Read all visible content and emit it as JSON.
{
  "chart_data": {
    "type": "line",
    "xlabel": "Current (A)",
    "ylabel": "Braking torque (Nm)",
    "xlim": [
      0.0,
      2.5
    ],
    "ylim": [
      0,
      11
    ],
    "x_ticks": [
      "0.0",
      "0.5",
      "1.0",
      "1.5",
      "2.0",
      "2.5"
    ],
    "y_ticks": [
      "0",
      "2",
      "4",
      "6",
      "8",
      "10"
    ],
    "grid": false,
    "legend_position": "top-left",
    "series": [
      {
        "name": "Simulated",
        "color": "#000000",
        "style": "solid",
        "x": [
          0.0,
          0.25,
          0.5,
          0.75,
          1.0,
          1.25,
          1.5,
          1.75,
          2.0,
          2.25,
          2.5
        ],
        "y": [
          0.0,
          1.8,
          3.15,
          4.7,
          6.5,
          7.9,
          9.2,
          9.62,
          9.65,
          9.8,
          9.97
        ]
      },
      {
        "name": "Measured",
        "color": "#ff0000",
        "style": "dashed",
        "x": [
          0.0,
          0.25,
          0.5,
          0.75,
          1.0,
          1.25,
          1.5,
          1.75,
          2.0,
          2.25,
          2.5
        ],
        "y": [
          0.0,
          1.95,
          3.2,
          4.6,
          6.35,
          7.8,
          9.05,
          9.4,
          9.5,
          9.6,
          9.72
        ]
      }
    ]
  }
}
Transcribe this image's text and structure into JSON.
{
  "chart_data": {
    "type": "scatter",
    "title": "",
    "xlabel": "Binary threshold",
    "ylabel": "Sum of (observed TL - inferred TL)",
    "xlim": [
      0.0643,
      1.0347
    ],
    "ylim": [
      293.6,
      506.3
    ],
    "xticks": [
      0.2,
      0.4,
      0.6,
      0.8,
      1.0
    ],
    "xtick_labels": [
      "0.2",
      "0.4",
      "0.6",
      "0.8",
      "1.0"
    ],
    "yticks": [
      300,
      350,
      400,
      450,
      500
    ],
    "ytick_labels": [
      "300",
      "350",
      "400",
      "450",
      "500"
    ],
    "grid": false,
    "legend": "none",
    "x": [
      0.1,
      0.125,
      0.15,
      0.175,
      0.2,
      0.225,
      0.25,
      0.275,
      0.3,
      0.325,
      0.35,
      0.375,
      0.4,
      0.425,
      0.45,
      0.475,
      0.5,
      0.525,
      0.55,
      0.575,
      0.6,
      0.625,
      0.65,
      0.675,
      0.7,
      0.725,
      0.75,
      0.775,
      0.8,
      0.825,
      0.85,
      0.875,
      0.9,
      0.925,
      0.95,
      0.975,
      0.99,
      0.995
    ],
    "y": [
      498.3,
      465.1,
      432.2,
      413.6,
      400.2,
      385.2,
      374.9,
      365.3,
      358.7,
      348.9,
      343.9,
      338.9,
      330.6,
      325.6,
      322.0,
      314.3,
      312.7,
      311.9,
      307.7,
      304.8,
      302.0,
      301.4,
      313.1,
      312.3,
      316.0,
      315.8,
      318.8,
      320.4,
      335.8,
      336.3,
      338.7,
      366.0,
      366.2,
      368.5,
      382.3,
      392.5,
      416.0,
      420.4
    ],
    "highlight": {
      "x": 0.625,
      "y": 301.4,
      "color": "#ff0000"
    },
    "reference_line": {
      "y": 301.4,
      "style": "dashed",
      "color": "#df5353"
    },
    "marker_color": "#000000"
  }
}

### Given task
Return all the data above once more, precisely as given.

### Response to the task
Read all visible content and emit it as JSON.
{
  "chart_data": {
    "type": "line",
    "xlabel": "Current (A)",
    "ylabel": "Braking torque (Nm)",
    "xlim": [
      0.0,
      2.5
    ],
    "ylim": [
      0,
      11
    ],
    "x_ticks": [
      "0.0",
      "0.5",
      "1.0",
      "1.5",
      "2.0",
      "2.5"
    ],
    "y_ticks": [
      "0",
      "2",
      "4",
      "6",
      "8",
      "10"
    ],
    "grid": false,
    "legend_position": "top-left",
    "series": [
      {
        "name": "Simulated",
        "color": "#000000",
        "style": "solid",
        "x": [
          0.0,
          0.25,
          0.5,
          0.75,
          1.0,
          1.25,
          1.5,
          1.75,
          2.0,
          2.25,
          2.5
        ],
        "y": [
          0.0,
          1.8,
          3.15,
          4.7,
          6.5,
          7.9,
          9.2,
          9.62,
          9.65,
          9.8,
          9.97
        ]
      },
      {
        "name": "Measured",
        "color": "#ff0000",
        "style": "dashed",
        "x": [
          0.0,
          0.25,
          0.5,
          0.75,
          1.0,
          1.25,
          1.5,
          1.75,
          2.0,
          2.25,
          2.5
        ],
        "y": [
          0.0,
          1.95,
          3.2,
          4.6,
          6.35,
          7.8,
          9.05,
          9.4,
          9.5,
          9.6,
          9.72
        ]
      }
    ]
  }
}
Transcribe this image's text and structure into JSON.
{
  "chart_data": {
    "type": "scatter",
    "title": "",
    "xlabel": "Binary threshold",
    "ylabel": "Sum of (observed TL - inferred TL)",
    "xlim": [
      0.0643,
      1.0347
    ],
    "ylim": [
      293.6,
      506.3
    ],
    "xticks": [
      0.2,
      0.4,
      0.6,
      0.8,
      1.0
    ],
    "xtick_labels": [
      "0.2",
      "0.4",
      "0.6",
      "0.8",
      "1.0"
    ],
    "yticks": [
      300,
      350,
      400,
      450,
      500
    ],
    "ytick_labels": [
      "300",
      "350",
      "400",
      "450",
      "500"
    ],
    "grid": false,
    "legend": "none",
    "x": [
      0.1,
      0.125,
      0.15,
      0.175,
      0.2,
      0.225,
      0.25,
      0.275,
      0.3,
      0.325,
      0.35,
      0.375,
      0.4,
      0.425,
      0.45,
      0.475,
      0.5,
      0.525,
      0.55,
      0.575,
      0.6,
      0.625,
      0.65,
      0.675,
      0.7,
      0.725,
      0.75,
      0.775,
      0.8,
      0.825,
      0.85,
      0.875,
      0.9,
      0.925,
      0.95,
      0.975,
      0.99,
      0.995
    ],
    "y": [
      498.3,
      465.1,
      432.2,
      413.6,
      400.2,
      385.2,
      374.9,
      365.3,
      358.7,
      348.9,
      343.9,
      338.9,
      330.6,
      325.6,
      322.0,
      314.3,
      312.7,
      311.9,
      307.7,
      304.8,
      302.0,
      301.4,
      313.1,
      312.3,
      316.0,
      315.8,
      318.8,
      320.4,
      335.8,
      336.3,
      338.7,
      366.0,
      366.2,
      368.5,
      382.3,
      392.5,
      416.0,
      420.4
    ],
    "highlight": {
      "x": 0.625,
      "y": 301.4,
      "color": "#ff0000"
    },
    "reference_line": {
      "y": 301.4,
      "style": "dashed",
      "color": "#df5353"
    },
    "marker_color": "#000000"
  }
}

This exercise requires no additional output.